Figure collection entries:
= = =

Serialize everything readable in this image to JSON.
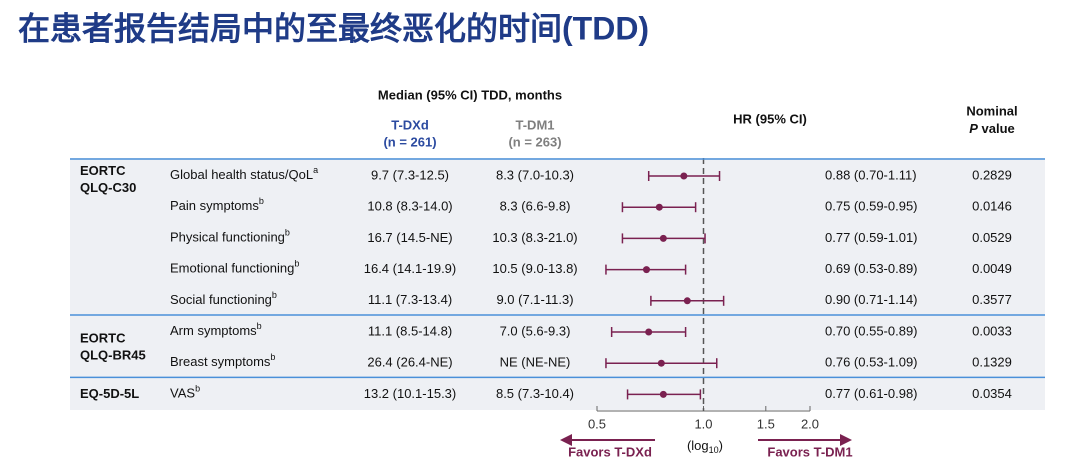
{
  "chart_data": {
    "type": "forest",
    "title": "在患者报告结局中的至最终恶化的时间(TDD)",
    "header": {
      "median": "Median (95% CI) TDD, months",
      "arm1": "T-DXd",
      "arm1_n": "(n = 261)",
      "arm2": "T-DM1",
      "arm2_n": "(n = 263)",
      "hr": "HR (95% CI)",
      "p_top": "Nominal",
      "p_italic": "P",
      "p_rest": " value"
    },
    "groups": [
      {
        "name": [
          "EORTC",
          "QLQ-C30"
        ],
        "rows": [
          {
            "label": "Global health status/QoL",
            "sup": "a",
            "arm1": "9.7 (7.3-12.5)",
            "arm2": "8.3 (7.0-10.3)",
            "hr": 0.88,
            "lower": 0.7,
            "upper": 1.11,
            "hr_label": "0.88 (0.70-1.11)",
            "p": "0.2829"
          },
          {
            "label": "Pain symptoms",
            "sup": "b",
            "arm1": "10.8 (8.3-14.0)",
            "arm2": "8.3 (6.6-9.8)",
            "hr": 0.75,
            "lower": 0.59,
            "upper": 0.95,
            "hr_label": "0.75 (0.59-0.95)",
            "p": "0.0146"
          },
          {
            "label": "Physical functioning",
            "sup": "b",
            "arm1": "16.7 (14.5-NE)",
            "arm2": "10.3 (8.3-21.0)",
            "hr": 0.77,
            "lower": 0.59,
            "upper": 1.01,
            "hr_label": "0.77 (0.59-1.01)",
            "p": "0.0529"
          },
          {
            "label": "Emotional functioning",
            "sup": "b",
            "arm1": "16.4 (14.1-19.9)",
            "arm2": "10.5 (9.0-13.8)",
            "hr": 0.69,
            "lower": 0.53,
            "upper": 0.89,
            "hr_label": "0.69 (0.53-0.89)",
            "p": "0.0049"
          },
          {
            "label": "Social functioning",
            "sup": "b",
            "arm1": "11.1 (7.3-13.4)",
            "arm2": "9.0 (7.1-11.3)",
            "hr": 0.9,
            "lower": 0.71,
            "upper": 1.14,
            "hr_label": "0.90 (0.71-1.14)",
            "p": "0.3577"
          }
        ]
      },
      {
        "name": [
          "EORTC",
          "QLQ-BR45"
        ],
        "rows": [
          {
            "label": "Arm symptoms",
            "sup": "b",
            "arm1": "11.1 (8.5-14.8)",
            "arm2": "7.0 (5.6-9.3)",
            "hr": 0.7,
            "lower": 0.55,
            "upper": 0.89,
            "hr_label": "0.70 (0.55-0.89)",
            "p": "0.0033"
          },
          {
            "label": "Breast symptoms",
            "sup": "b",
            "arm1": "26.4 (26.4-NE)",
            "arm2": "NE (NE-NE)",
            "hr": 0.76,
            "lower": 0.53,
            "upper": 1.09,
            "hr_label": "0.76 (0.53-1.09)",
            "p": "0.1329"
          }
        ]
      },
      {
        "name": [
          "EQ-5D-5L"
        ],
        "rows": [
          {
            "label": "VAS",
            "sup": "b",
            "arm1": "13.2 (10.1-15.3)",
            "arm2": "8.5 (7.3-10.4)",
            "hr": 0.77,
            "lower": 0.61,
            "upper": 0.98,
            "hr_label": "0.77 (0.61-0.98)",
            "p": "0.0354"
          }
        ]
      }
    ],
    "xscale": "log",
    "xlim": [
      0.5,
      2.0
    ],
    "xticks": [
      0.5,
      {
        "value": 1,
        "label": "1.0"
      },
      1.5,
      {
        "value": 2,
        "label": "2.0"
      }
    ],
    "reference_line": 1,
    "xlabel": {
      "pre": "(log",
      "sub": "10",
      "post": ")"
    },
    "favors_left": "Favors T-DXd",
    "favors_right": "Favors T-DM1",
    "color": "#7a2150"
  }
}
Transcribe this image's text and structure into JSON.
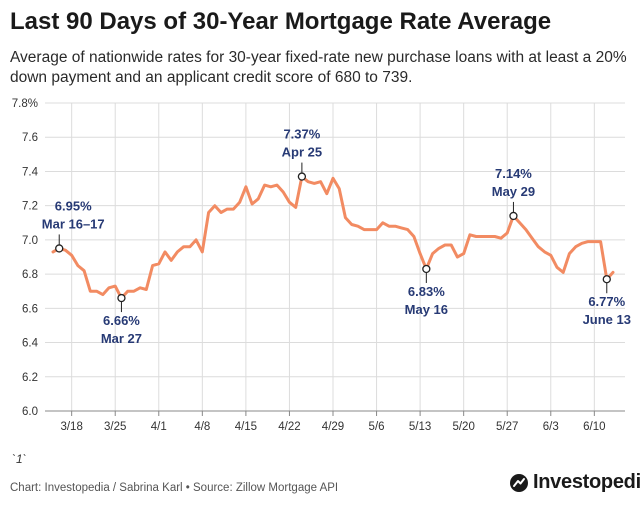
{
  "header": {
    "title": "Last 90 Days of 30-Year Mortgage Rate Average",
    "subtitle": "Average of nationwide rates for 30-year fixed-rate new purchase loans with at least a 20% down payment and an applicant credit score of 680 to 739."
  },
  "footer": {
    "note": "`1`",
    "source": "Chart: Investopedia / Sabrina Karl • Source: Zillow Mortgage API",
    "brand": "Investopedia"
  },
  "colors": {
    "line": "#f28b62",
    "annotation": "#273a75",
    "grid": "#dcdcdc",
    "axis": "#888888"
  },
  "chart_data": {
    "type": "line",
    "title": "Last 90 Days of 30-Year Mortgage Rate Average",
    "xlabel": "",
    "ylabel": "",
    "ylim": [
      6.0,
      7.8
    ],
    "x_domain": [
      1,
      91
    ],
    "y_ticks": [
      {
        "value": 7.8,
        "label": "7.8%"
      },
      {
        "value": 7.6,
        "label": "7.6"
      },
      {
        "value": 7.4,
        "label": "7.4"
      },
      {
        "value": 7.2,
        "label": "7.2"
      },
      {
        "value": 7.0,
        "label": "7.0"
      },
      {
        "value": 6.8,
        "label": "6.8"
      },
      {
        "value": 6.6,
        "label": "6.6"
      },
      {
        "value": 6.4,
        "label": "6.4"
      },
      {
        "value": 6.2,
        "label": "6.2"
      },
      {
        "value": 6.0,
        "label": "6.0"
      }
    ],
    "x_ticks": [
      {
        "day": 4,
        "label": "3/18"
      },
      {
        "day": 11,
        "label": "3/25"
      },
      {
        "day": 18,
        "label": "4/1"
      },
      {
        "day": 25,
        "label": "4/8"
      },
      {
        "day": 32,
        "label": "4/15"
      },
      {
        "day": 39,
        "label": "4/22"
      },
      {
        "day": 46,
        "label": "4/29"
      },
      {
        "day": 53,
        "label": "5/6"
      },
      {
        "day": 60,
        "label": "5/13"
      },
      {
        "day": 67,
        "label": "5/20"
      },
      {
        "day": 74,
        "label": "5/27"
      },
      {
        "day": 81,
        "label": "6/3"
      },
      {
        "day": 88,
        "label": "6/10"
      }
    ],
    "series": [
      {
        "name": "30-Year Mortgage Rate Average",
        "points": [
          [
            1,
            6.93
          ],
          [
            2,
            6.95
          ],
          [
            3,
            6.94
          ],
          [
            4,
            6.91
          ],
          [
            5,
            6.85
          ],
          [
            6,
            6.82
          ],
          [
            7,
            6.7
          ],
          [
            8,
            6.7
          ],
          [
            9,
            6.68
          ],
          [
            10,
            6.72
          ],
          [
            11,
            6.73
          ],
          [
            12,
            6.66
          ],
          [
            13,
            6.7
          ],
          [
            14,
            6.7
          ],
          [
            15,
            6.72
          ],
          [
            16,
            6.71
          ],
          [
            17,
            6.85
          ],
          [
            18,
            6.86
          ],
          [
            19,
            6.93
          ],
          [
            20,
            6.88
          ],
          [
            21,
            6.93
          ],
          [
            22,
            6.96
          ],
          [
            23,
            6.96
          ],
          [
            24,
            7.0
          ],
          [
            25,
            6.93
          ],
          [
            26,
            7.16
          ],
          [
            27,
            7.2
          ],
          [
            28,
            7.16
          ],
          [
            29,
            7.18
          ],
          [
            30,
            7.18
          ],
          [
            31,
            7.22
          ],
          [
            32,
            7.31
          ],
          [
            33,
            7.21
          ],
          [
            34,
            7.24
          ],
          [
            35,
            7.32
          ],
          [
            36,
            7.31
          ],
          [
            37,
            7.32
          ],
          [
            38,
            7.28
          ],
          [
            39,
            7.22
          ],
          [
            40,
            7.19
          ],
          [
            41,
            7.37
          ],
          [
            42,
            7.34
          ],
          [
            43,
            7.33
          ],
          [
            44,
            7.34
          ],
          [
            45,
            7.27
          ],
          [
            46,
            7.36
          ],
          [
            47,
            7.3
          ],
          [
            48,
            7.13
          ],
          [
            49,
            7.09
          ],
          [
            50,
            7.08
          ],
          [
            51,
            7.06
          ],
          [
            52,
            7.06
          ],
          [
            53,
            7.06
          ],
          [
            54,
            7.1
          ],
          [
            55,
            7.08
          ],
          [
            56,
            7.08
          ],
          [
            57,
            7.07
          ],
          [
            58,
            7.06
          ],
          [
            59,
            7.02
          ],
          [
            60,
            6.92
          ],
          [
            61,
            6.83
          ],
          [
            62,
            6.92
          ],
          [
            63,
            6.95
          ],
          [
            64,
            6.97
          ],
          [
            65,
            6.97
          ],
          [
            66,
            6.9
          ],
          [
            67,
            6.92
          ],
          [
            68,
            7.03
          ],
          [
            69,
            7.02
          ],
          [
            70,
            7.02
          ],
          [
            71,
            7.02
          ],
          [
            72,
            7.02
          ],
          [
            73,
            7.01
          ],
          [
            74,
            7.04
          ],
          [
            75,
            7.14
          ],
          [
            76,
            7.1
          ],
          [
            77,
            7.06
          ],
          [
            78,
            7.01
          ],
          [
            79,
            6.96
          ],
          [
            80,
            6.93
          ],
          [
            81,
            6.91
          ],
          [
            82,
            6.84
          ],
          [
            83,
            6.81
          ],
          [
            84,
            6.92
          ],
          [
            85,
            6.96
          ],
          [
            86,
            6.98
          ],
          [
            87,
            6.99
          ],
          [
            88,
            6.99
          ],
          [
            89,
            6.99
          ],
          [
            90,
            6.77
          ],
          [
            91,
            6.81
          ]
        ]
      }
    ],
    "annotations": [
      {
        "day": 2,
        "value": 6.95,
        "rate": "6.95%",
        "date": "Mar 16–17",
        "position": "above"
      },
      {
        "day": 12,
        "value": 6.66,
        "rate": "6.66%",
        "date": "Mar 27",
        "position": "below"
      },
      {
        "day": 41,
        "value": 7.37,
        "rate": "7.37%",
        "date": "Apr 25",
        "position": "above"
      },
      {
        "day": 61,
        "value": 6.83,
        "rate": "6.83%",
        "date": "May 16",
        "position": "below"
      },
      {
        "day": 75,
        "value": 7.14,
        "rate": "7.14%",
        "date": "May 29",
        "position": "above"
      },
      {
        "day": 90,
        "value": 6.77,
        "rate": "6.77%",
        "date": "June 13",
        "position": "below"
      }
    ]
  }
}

= = =

SHORT PROBLEM:
Only lines with the word "lower" are wanted, so copy each one from the records.

EXERCISE ANSWER:
            "lower": 0.7,
            "lower": 0.59,
            "lower": 0.59,
            "lower": 0.53,
            "lower": 0.71,
            "lower": 0.55,
            "lower": 0.53,
            "lower": 0.61,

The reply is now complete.